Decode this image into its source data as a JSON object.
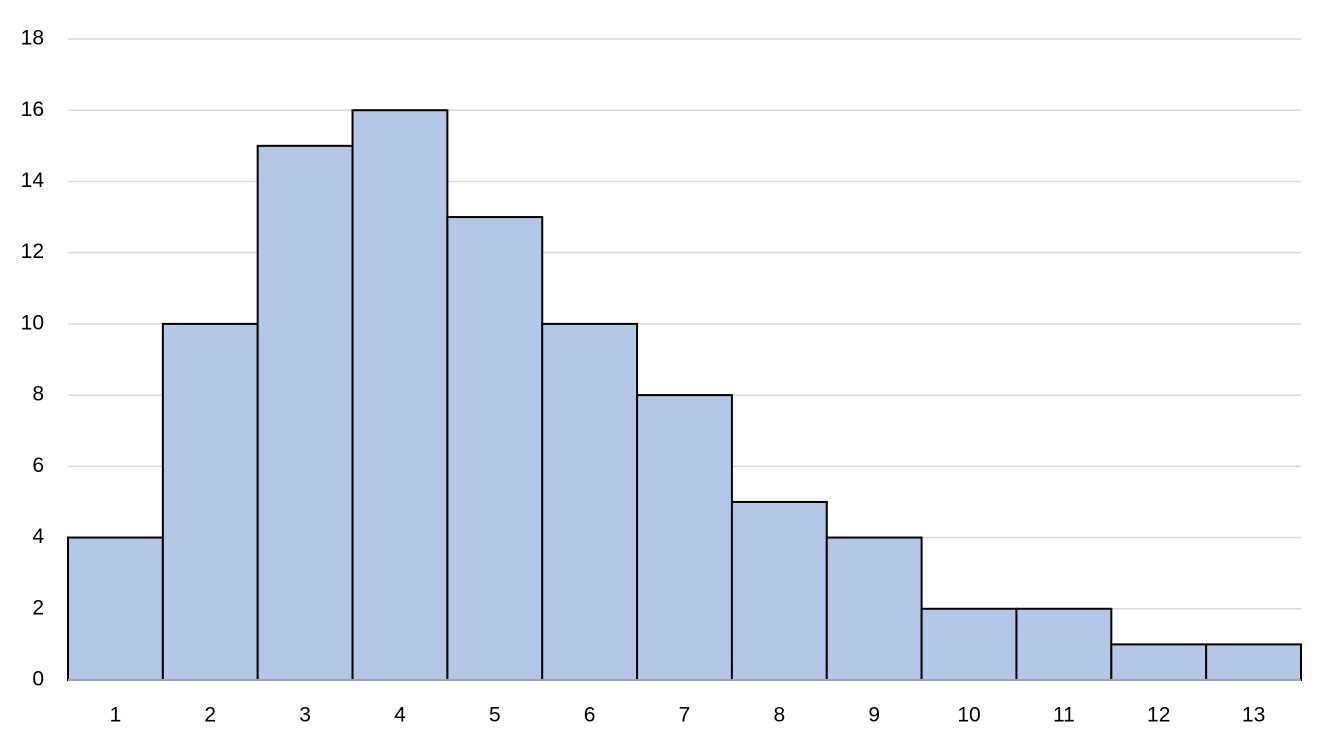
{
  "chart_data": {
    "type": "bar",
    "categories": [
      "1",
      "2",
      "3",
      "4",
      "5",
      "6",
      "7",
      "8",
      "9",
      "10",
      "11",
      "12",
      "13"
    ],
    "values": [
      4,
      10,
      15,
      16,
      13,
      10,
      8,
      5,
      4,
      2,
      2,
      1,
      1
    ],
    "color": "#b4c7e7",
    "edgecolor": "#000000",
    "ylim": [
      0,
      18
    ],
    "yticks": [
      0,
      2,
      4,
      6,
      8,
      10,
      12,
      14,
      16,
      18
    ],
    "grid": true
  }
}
...
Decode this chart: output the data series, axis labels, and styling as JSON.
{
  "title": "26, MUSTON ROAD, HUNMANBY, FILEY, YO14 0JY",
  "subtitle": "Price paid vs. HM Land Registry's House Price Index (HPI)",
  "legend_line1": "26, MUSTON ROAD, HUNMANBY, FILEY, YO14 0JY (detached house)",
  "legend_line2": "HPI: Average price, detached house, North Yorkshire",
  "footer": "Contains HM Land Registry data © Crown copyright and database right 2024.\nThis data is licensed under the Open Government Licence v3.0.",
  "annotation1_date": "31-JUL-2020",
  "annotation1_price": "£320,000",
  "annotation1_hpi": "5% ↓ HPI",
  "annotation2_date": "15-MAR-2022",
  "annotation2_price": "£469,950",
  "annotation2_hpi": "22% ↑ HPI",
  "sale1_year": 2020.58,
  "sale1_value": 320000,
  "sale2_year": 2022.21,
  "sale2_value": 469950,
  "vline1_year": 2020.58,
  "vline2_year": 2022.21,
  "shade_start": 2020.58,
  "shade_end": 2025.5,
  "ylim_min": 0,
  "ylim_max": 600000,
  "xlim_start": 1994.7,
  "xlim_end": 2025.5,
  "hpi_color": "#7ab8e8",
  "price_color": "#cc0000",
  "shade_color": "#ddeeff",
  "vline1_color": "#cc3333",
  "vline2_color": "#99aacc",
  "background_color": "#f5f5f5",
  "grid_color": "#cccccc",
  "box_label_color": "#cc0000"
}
--
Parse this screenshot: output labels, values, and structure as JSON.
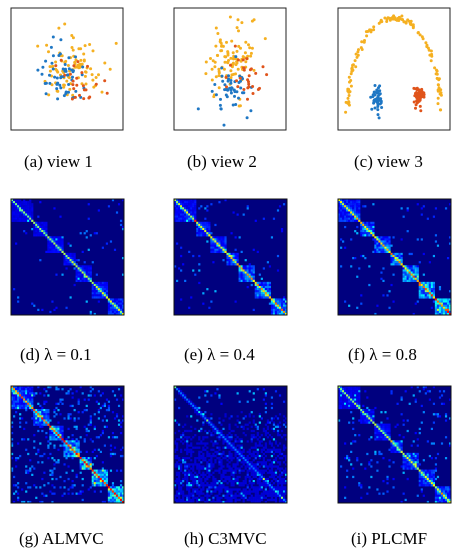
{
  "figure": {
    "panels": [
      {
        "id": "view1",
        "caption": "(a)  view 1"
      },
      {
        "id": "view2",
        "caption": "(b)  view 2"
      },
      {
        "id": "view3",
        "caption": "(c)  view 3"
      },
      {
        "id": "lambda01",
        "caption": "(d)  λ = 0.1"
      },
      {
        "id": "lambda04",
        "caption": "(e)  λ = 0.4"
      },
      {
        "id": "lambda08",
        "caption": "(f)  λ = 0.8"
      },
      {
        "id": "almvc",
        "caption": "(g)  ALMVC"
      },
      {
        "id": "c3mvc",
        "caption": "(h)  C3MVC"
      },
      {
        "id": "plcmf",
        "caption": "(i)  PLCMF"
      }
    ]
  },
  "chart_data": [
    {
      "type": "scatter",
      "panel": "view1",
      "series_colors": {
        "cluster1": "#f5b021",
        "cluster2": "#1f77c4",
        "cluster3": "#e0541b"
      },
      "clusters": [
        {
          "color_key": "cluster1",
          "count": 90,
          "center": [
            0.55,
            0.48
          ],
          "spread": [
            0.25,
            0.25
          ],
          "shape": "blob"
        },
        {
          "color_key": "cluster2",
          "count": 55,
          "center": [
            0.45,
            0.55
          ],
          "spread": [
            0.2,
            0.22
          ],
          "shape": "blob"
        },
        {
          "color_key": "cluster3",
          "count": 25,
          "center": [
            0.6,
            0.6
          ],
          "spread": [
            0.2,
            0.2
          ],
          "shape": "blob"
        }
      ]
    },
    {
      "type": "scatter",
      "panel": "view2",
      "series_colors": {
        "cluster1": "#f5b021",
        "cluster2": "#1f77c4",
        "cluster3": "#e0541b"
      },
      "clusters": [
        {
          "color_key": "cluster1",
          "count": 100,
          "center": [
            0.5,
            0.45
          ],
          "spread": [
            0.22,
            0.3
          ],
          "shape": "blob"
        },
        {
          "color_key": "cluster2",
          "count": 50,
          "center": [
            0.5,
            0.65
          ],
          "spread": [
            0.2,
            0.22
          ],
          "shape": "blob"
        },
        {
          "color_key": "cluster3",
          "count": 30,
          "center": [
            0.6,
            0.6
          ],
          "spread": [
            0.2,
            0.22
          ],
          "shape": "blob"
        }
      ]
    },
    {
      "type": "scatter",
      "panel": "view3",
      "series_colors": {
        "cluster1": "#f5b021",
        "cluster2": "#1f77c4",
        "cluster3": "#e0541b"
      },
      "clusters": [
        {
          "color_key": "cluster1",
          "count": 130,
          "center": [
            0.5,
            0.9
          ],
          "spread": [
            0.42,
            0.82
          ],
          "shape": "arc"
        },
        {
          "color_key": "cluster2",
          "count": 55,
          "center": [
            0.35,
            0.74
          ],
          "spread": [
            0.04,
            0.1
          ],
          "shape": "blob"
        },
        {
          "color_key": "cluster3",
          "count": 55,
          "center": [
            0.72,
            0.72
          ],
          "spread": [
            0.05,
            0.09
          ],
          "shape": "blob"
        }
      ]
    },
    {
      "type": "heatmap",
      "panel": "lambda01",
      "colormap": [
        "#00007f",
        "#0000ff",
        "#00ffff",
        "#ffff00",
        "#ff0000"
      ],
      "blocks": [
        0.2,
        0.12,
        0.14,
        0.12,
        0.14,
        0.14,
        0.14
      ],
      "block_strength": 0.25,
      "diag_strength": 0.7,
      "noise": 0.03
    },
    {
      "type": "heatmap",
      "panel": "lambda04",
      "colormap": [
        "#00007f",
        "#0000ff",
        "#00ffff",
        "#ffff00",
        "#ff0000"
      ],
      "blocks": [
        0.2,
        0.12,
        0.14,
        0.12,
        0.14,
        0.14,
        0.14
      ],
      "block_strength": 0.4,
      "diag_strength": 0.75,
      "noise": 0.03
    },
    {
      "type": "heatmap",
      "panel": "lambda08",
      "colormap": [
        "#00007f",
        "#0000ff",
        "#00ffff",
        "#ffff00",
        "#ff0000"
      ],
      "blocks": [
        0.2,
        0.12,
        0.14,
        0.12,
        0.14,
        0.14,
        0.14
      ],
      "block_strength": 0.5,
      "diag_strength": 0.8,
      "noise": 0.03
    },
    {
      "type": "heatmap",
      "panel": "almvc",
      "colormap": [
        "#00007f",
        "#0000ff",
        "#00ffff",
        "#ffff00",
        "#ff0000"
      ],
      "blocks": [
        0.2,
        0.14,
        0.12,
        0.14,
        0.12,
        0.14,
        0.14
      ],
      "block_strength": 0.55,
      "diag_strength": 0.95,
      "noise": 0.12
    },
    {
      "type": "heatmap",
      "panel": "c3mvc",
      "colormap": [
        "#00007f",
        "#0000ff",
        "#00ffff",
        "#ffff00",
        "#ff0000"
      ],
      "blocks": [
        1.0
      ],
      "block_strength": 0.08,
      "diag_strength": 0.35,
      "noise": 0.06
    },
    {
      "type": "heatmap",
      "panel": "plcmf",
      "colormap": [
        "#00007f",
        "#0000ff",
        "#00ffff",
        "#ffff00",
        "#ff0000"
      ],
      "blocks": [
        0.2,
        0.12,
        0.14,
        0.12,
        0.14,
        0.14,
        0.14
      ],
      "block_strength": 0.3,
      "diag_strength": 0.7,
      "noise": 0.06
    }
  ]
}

**Exercise:** Figure out how many lines of the data above include "count", then give the number and nothing more.

**Written solution:** 9